Exercise requirements:
List all lines of the data containing the word "this".

(Stored items)
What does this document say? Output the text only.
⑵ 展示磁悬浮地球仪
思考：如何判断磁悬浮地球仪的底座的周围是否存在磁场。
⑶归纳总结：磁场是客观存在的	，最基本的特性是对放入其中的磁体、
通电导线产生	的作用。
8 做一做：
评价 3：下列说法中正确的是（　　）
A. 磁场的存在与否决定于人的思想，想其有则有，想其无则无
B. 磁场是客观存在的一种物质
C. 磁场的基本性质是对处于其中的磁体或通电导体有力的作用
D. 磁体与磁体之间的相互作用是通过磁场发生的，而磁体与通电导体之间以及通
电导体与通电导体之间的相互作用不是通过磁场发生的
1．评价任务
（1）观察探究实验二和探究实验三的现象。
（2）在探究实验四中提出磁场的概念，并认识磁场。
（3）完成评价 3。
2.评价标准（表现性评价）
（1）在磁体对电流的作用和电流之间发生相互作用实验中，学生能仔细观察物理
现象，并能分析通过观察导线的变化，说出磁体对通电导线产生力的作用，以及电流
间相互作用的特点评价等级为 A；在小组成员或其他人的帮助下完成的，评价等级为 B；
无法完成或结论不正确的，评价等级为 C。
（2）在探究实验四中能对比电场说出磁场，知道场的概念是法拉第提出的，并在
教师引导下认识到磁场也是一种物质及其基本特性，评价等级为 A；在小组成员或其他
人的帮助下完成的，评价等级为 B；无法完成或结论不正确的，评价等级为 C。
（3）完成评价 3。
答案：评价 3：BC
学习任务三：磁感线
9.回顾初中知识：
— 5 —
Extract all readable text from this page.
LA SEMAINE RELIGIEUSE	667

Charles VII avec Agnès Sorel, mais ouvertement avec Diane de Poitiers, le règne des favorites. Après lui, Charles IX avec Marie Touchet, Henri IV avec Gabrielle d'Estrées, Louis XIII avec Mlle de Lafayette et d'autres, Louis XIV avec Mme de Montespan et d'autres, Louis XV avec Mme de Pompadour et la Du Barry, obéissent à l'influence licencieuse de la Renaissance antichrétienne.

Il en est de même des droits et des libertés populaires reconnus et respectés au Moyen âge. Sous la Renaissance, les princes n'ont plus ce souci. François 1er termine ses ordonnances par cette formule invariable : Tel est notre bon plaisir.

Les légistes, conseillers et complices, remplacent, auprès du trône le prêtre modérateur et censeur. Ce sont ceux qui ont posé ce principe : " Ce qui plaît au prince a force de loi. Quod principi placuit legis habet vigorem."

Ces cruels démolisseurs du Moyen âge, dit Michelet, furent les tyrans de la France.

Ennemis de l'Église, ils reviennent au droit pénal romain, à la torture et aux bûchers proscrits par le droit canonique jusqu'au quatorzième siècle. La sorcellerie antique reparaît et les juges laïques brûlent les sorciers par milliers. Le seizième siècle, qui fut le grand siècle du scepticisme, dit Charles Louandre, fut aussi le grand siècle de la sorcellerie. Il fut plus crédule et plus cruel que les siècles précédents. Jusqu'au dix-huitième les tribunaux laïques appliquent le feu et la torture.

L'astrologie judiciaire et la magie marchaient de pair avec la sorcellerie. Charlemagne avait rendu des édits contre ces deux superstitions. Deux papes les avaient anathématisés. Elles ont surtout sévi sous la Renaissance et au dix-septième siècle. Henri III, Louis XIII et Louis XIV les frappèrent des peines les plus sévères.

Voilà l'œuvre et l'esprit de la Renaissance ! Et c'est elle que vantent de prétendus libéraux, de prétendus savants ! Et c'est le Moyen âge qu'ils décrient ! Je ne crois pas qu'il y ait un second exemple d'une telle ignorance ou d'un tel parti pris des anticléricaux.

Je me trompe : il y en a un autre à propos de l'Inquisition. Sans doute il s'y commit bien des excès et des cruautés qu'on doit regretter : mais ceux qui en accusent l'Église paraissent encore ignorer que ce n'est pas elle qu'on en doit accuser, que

Output of the task:
What does this document say? Output the text only.
Extract all readable text from this page.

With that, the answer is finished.